### Exercise description
Retype each line exactly. Skip images.

Data tied to figure images:

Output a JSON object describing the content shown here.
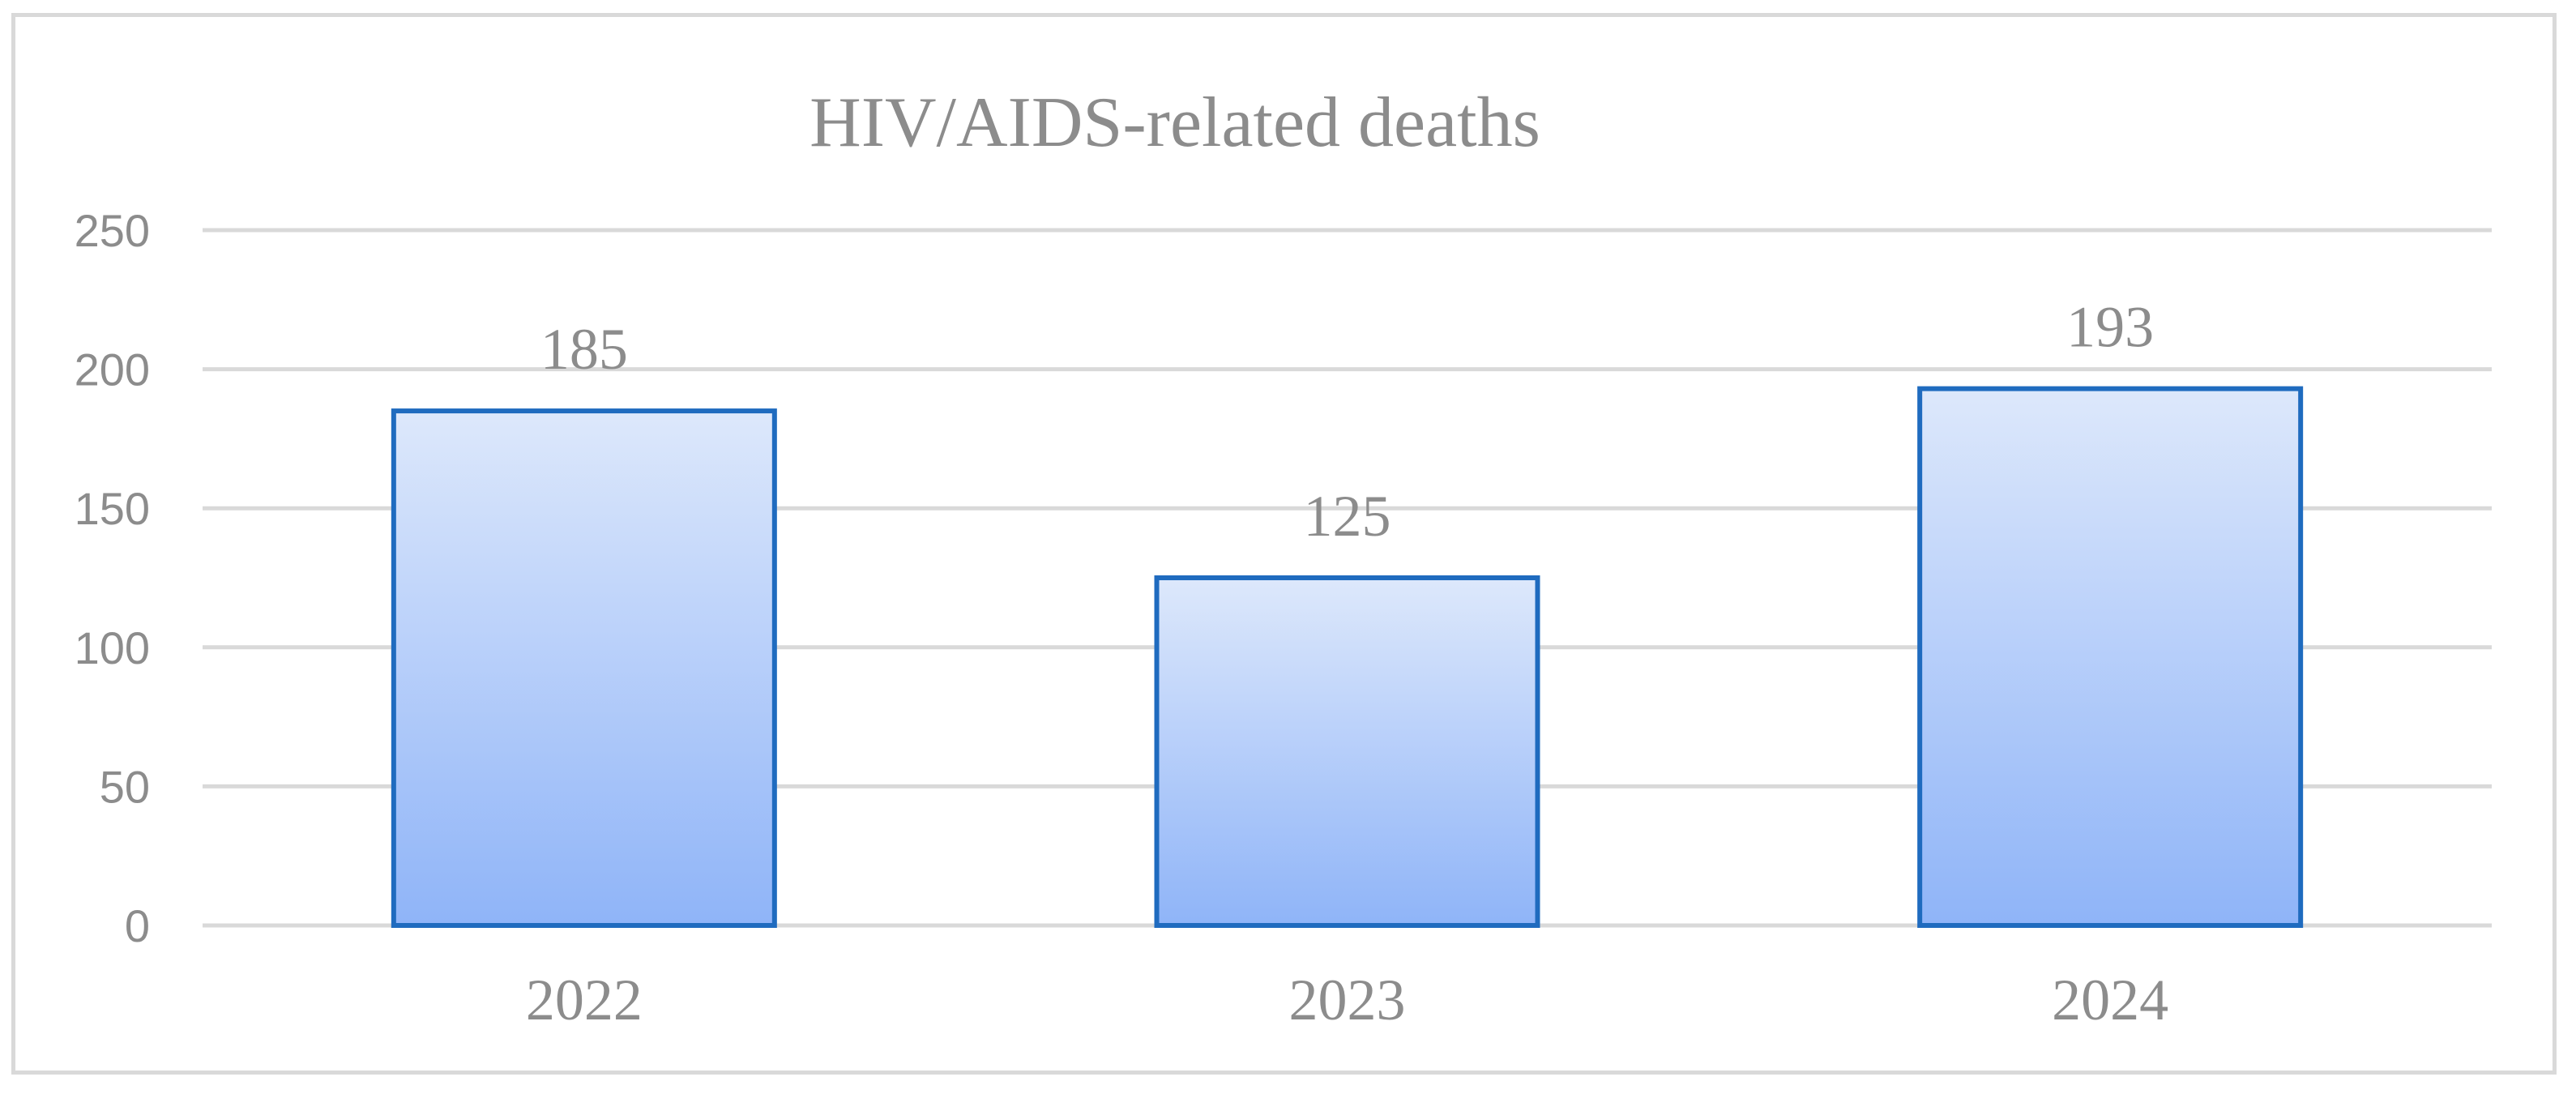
{
  "chart_data": {
    "type": "bar",
    "title": "HIV/AIDS-related deaths",
    "categories": [
      "2022",
      "2023",
      "2024"
    ],
    "values": [
      185,
      125,
      193
    ],
    "data_labels": [
      "185",
      "125",
      "193"
    ],
    "yticks": [
      "0",
      "50",
      "100",
      "150",
      "200",
      "250"
    ],
    "ylim": [
      0,
      250
    ],
    "xlabel": "",
    "ylabel": "",
    "grid": true,
    "legend": "none",
    "colors": {
      "bar_top": "#dde8fb",
      "bar_bottom": "#8fb4f8",
      "bar_border": "#1f6bbf",
      "gridline": "#d9d9d9",
      "text": "#8c8c8c",
      "frame": "#d9d9d9"
    }
  }
}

### Exercise result
Output a JSON object describing the content shown here.
{
  "chart_data": {
    "type": "bar",
    "title": "HIV/AIDS-related deaths",
    "categories": [
      "2022",
      "2023",
      "2024"
    ],
    "values": [
      185,
      125,
      193
    ],
    "data_labels": [
      "185",
      "125",
      "193"
    ],
    "yticks": [
      "0",
      "50",
      "100",
      "150",
      "200",
      "250"
    ],
    "ylim": [
      0,
      250
    ],
    "xlabel": "",
    "ylabel": "",
    "grid": true,
    "legend": "none",
    "colors": {
      "bar_top": "#dde8fb",
      "bar_bottom": "#8fb4f8",
      "bar_border": "#1f6bbf",
      "gridline": "#d9d9d9",
      "text": "#8c8c8c",
      "frame": "#d9d9d9"
    }
  }
}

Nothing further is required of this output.